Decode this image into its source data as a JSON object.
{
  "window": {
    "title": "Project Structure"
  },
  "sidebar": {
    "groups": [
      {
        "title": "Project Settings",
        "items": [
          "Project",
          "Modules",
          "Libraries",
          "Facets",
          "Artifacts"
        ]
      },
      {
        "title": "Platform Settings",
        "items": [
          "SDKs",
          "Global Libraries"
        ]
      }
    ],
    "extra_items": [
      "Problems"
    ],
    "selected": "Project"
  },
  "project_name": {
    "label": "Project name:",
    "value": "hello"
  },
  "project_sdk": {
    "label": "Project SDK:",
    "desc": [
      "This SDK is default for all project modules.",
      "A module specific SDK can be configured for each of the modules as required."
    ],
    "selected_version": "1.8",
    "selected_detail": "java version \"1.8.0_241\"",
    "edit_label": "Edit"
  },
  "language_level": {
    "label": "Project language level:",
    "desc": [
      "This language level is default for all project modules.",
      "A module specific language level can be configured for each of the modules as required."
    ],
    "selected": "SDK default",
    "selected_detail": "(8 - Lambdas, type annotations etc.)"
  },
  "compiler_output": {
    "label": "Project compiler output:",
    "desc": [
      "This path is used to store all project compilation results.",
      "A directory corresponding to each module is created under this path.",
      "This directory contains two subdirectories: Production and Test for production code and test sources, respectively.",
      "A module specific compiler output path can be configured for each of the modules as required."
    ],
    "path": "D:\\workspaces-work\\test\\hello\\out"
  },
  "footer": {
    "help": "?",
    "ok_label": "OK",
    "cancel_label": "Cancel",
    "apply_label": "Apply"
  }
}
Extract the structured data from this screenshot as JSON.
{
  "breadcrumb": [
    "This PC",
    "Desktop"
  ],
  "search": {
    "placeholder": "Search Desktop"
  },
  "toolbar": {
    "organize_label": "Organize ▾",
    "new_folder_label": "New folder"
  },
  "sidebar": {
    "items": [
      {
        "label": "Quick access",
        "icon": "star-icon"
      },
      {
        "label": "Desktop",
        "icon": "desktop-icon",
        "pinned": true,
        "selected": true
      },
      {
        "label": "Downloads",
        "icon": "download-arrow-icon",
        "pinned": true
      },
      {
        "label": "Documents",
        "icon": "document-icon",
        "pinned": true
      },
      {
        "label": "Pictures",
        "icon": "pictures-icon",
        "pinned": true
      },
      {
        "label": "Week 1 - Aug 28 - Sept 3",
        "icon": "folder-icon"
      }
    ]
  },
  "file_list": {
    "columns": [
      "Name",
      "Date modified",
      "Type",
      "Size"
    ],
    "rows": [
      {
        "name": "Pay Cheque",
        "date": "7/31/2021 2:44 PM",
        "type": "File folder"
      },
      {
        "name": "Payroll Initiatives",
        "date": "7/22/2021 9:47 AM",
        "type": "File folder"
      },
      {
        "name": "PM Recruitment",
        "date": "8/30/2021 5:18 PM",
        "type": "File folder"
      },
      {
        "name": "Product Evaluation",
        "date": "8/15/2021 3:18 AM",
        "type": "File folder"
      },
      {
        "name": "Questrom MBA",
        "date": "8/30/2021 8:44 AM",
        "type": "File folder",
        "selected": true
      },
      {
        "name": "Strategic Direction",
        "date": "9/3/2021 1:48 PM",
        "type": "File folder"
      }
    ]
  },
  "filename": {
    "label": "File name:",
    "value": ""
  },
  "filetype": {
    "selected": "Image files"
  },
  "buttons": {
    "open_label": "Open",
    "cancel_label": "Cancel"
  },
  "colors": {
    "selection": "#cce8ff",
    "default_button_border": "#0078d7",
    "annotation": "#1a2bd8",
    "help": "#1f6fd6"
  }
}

...

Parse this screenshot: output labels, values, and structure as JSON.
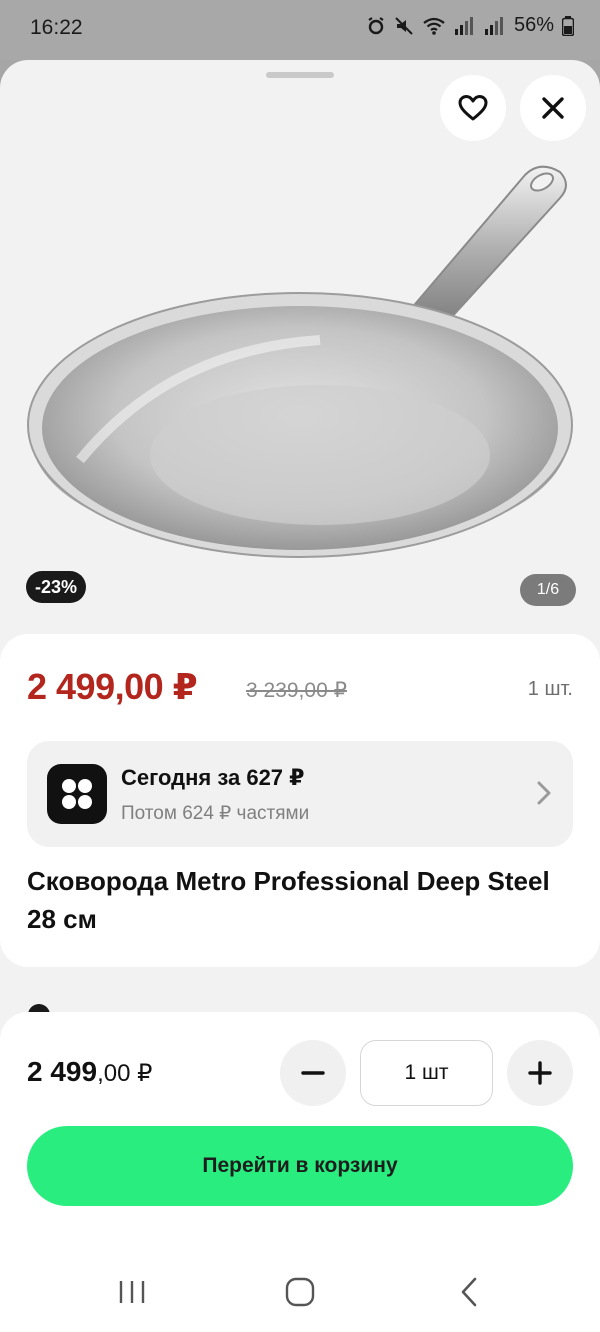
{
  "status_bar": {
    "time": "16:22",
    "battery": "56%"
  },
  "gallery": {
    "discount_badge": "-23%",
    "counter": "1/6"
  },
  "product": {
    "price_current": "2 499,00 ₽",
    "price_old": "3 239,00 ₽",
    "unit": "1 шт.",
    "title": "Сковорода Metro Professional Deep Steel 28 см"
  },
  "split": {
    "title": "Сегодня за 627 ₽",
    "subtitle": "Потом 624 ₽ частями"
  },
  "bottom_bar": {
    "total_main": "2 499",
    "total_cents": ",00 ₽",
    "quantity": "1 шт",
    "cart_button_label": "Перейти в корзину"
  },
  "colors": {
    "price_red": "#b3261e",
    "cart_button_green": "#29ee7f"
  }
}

Given problem:
Only lines with the word "required" are wanted, so copy each one from the records.

Response below:
      "A module specific SDK can be configured for each of the modules as required."
      "A module specific language level can be configured for each of the modules as required."
      "A module specific compiler output path can be configured for each of the modules as required."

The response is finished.